--- BEGIN GIVEN ENTRIES ---
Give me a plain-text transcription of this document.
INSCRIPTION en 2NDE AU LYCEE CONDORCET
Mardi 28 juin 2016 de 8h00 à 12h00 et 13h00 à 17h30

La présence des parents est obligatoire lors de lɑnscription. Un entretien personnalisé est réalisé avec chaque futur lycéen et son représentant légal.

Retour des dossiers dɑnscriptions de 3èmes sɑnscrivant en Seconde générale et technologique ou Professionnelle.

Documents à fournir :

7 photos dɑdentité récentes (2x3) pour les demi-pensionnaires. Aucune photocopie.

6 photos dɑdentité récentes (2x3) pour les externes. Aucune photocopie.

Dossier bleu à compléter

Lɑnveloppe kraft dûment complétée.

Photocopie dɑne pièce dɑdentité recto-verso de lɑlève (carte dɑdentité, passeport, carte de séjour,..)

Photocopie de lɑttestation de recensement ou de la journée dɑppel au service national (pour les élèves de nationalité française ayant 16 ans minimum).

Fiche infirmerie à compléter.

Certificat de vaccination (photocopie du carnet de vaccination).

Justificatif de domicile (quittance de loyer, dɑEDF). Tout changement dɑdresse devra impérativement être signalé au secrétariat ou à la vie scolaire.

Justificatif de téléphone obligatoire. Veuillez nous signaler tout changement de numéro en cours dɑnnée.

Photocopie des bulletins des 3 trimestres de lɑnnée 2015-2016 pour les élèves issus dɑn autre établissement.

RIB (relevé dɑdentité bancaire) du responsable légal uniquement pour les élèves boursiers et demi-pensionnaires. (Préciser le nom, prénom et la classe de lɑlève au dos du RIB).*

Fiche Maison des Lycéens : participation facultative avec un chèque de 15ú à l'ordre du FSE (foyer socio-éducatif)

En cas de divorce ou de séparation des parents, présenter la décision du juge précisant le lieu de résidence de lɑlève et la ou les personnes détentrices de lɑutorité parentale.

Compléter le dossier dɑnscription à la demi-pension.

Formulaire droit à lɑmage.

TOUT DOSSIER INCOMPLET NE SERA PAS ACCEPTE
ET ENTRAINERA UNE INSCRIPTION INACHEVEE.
--- END GIVEN ENTRIES ---
Select and copy every line from the records that includes the word "obligatoire".

§ **THE SOLUTION**:
La présence des parents est obligatoire lors de lɑnscription. Un entretien personnalisé est réalisé avec chaque futur lycéen et son représentant légal.
Justificatif de téléphone obligatoire. Veuillez nous signaler tout changement de numéro en cours dɑnnée.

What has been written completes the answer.